- _CHALLENGE_
Copy out the records precisely, omitting pictures.
---------------
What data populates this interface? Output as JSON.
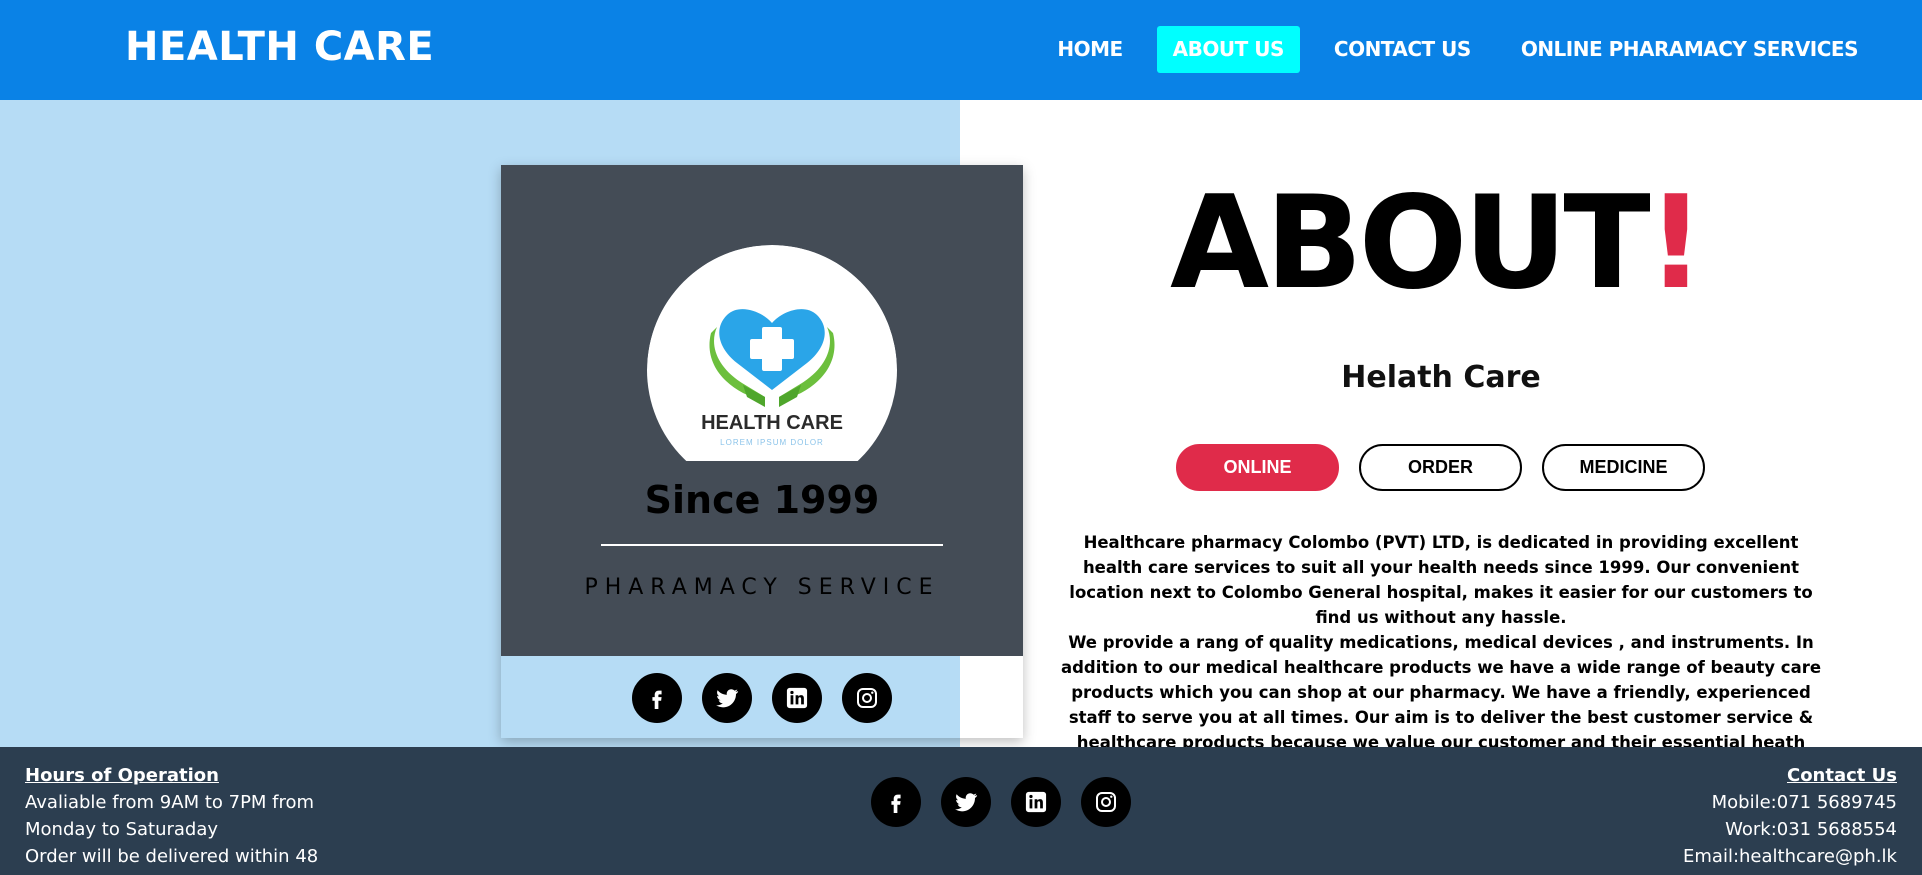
{
  "header": {
    "brand": "HEALTH CARE",
    "nav": [
      {
        "label": "HOME",
        "active": false
      },
      {
        "label": "ABOUT US",
        "active": true
      },
      {
        "label": "CONTACT US",
        "active": false
      },
      {
        "label": "ONLINE PHARAMACY SERVICES",
        "active": false
      }
    ]
  },
  "card": {
    "logo_text": "HEALTH CARE",
    "logo_tagline": "LOREM IPSUM DOLOR",
    "since": "Since 1999",
    "service": "PHARAMACY SERVICE",
    "social_icons": [
      "facebook-icon",
      "twitter-icon",
      "linkedin-icon",
      "instagram-icon"
    ]
  },
  "about": {
    "title": "ABOUT",
    "title_bang": "!",
    "subtitle": "Helath Care",
    "pills": [
      "ONLINE",
      "ORDER",
      "MEDICINE"
    ],
    "description_1": "Healthcare pharmacy Colombo (PVT) LTD, is dedicated in providing excellent health care services to suit all your health needs since 1999. Our convenient location next to Colombo General hospital, makes it easier for our customers to find us without any hassle.",
    "description_2": "We provide a rang of quality medications, medical devices , and instruments. In addition to our medical healthcare products we have a wide range of beauty care products which you can shop at our pharmacy. We have a friendly, experienced staff to serve you at all times. Our aim is to deliver the best customer service & healthcare products because we value our customer and their essential heath needs as our first priority."
  },
  "footer": {
    "hours_title": "Hours of Operation",
    "hours_line1": "Avaliable from 9AM to 7PM from",
    "hours_line2": "Monday to Saturaday",
    "hours_line3": "Order will be delivered within 48",
    "contact_title": "Contact Us",
    "mobile": "Mobile:071 5689745",
    "work": "Work:031 5688554",
    "email": "Email:healthcare@ph.lk"
  },
  "colors": {
    "header_bg": "#0a82e6",
    "active_nav": "#00ffff",
    "left_bg": "#b6dcf5",
    "card_dark": "#444c56",
    "accent_red": "#e02b4a",
    "footer_bg": "#2c3e50"
  }
}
---------------
- _REPLY_
What data populates this interface? Output as JSON.
{
  "header": {
    "brand": "HEALTH CARE",
    "nav": [
      {
        "label": "HOME",
        "active": false
      },
      {
        "label": "ABOUT US",
        "active": true
      },
      {
        "label": "CONTACT US",
        "active": false
      },
      {
        "label": "ONLINE PHARAMACY SERVICES",
        "active": false
      }
    ]
  },
  "card": {
    "logo_text": "HEALTH CARE",
    "logo_tagline": "LOREM IPSUM DOLOR",
    "since": "Since 1999",
    "service": "PHARAMACY SERVICE",
    "social_icons": [
      "facebook-icon",
      "twitter-icon",
      "linkedin-icon",
      "instagram-icon"
    ]
  },
  "about": {
    "title": "ABOUT",
    "title_bang": "!",
    "subtitle": "Helath Care",
    "pills": [
      "ONLINE",
      "ORDER",
      "MEDICINE"
    ],
    "description_1": "Healthcare pharmacy Colombo (PVT) LTD, is dedicated in providing excellent health care services to suit all your health needs since 1999. Our convenient location next to Colombo General hospital, makes it easier for our customers to find us without any hassle.",
    "description_2": "We provide a rang of quality medications, medical devices , and instruments. In addition to our medical healthcare products we have a wide range of beauty care products which you can shop at our pharmacy. We have a friendly, experienced staff to serve you at all times. Our aim is to deliver the best customer service & healthcare products because we value our customer and their essential heath needs as our first priority."
  },
  "footer": {
    "hours_title": "Hours of Operation",
    "hours_line1": "Avaliable from 9AM to 7PM from",
    "hours_line2": "Monday to Saturaday",
    "hours_line3": "Order will be delivered within 48",
    "contact_title": "Contact Us",
    "mobile": "Mobile:071 5689745",
    "work": "Work:031 5688554",
    "email": "Email:healthcare@ph.lk"
  },
  "colors": {
    "header_bg": "#0a82e6",
    "active_nav": "#00ffff",
    "left_bg": "#b6dcf5",
    "card_dark": "#444c56",
    "accent_red": "#e02b4a",
    "footer_bg": "#2c3e50"
  }
}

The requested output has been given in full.